#### Task instructions
Find the string "desherkantha" in the records. Copy every line it appears in.

Collected data entries:
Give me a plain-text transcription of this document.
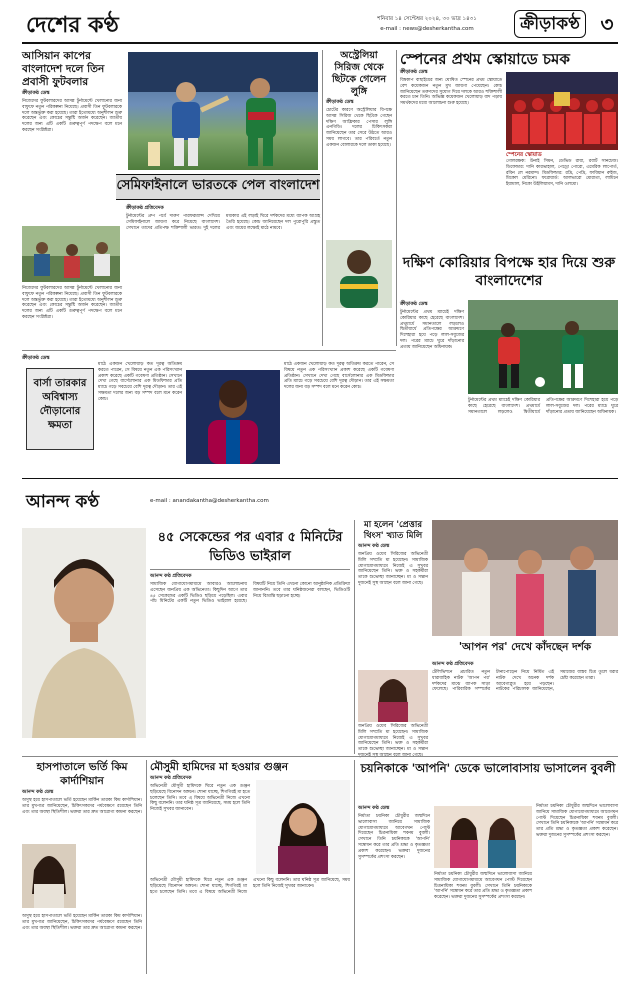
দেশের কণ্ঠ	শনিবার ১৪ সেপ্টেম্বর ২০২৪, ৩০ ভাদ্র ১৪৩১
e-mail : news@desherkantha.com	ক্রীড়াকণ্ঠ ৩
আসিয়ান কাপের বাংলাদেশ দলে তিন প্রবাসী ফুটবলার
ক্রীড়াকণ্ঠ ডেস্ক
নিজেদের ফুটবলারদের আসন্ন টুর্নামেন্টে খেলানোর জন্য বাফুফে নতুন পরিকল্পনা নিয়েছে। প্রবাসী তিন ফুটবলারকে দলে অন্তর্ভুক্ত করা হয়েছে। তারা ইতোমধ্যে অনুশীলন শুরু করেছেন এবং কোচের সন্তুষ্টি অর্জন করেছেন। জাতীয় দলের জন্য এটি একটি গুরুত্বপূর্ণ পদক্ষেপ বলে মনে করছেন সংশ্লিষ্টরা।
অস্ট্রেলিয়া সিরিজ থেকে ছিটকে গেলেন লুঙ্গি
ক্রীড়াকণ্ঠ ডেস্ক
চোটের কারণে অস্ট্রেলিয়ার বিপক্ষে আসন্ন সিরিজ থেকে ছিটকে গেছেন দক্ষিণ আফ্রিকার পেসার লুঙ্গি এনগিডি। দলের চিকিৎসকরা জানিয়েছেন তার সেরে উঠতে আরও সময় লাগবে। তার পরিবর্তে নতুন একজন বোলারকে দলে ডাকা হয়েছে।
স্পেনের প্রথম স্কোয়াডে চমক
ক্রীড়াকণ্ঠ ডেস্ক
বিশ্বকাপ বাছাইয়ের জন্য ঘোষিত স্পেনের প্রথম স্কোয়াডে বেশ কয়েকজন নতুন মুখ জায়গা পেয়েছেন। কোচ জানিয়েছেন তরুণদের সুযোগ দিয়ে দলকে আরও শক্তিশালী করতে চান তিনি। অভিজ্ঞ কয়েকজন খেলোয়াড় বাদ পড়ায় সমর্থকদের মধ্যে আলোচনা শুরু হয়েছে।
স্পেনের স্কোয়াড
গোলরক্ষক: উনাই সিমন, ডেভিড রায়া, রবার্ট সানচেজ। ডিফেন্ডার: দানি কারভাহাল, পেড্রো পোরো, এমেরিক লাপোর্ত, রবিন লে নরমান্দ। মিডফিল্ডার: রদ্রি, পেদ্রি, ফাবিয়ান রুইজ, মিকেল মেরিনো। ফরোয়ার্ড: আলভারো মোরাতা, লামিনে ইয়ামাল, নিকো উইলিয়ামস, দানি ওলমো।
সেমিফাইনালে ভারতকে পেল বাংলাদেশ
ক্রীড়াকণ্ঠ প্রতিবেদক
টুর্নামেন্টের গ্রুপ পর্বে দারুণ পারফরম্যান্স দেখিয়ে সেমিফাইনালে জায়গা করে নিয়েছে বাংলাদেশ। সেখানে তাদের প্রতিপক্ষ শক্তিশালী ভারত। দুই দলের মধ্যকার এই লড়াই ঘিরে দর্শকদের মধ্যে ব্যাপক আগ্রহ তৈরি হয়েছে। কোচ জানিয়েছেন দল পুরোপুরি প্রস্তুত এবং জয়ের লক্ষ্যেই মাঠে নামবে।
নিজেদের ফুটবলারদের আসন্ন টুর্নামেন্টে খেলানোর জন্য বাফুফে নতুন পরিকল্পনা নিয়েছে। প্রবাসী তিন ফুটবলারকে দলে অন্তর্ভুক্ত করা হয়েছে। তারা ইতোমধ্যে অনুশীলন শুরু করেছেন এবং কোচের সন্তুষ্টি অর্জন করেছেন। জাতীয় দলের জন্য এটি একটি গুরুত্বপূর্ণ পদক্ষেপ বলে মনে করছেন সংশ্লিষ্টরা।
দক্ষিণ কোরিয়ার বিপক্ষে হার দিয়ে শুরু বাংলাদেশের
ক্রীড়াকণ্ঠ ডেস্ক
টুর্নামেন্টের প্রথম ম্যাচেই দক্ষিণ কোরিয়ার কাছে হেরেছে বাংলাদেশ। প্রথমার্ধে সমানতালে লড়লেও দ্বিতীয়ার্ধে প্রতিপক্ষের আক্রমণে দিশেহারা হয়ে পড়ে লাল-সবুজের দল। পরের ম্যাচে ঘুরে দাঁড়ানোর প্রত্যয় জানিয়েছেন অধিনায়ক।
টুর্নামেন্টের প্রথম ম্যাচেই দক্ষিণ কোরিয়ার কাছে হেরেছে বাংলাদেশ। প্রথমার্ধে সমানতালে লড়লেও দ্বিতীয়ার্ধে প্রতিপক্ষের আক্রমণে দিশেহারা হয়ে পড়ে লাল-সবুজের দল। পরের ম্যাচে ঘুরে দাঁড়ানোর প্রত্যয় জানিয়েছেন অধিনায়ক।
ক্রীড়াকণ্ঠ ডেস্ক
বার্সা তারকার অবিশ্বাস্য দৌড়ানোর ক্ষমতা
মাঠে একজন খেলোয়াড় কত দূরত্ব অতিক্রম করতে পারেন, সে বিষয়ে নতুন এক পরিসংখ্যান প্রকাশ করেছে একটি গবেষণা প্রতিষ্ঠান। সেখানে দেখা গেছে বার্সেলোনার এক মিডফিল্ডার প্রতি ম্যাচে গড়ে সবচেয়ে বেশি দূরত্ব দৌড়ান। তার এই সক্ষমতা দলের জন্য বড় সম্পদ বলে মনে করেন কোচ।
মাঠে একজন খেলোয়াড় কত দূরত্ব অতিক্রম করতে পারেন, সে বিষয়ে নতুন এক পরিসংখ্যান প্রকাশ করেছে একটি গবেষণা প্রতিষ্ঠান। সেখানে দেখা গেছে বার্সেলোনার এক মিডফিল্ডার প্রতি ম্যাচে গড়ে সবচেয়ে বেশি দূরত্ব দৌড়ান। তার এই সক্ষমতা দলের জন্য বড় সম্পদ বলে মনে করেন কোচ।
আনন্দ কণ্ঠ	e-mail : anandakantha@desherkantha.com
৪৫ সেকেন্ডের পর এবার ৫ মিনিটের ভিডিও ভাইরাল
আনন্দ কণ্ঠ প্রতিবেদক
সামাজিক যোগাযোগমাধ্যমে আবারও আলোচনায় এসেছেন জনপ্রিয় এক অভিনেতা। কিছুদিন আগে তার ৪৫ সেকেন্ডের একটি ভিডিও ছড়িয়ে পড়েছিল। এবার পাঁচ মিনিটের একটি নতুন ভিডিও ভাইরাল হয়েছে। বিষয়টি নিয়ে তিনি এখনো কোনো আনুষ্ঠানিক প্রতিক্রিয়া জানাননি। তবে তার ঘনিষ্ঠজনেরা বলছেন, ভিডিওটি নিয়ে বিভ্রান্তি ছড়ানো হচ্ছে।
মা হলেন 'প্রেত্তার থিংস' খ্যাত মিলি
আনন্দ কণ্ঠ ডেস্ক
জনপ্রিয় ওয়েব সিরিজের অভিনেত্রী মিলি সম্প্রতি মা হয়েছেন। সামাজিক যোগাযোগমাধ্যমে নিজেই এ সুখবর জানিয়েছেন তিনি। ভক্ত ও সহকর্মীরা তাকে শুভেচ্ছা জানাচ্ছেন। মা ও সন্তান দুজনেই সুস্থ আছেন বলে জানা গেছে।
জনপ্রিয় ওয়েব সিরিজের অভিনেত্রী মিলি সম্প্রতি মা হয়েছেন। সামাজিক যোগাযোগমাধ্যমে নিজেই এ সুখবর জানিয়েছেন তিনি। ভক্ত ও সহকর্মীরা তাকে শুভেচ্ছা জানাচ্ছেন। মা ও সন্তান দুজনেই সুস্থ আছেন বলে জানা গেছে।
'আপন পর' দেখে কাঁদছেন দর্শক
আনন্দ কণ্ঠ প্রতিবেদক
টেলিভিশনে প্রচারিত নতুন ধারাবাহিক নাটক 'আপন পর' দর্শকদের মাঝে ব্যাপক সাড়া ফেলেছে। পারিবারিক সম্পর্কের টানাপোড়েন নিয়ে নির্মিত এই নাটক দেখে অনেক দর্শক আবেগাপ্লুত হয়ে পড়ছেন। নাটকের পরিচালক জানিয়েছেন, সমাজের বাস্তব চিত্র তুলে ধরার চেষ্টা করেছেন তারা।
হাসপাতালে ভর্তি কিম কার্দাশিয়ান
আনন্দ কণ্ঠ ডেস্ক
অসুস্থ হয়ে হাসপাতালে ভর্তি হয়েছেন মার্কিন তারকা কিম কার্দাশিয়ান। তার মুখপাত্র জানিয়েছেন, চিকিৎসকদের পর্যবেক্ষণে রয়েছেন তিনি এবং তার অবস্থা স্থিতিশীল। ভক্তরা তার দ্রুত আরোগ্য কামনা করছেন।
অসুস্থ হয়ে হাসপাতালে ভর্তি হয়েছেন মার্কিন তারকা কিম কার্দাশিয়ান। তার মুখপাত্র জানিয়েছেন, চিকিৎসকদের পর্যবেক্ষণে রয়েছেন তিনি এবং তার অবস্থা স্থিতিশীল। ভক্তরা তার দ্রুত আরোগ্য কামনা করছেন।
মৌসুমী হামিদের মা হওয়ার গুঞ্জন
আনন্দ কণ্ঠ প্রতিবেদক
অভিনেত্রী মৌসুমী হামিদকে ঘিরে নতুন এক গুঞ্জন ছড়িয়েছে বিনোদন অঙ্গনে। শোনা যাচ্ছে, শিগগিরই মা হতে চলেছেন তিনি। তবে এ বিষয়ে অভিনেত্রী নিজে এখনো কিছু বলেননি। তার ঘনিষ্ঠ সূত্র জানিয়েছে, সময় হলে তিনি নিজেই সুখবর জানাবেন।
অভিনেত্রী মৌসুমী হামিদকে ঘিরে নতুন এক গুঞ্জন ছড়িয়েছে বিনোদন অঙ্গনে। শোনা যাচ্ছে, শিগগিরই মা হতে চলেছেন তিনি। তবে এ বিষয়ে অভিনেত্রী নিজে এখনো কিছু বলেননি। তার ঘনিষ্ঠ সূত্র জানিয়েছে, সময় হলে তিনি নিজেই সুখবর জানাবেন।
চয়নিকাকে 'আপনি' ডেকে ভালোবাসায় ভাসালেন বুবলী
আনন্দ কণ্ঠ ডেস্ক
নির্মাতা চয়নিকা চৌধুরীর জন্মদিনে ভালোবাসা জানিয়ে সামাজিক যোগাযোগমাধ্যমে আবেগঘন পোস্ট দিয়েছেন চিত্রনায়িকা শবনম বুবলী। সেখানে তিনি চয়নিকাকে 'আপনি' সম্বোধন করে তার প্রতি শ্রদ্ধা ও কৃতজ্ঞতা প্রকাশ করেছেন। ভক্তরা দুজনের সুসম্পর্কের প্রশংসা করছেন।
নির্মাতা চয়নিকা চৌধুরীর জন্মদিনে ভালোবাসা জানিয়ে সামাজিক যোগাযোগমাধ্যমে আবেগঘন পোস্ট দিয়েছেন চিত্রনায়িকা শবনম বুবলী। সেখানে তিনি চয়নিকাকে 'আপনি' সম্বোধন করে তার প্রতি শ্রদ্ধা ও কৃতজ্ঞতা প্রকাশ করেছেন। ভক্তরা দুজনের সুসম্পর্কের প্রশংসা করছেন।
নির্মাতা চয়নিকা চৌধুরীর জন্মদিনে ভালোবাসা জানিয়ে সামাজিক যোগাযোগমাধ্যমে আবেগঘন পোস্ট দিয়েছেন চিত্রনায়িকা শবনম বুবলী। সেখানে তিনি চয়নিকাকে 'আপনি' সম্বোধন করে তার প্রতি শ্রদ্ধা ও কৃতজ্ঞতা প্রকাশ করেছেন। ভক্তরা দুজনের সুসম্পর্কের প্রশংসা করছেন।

#### Correct output
e-mail : news@desherkantha.com	ক্রীড়াকণ্ঠ ৩
আনন্দ কণ্ঠ	e-mail : anandakantha@desherkantha.com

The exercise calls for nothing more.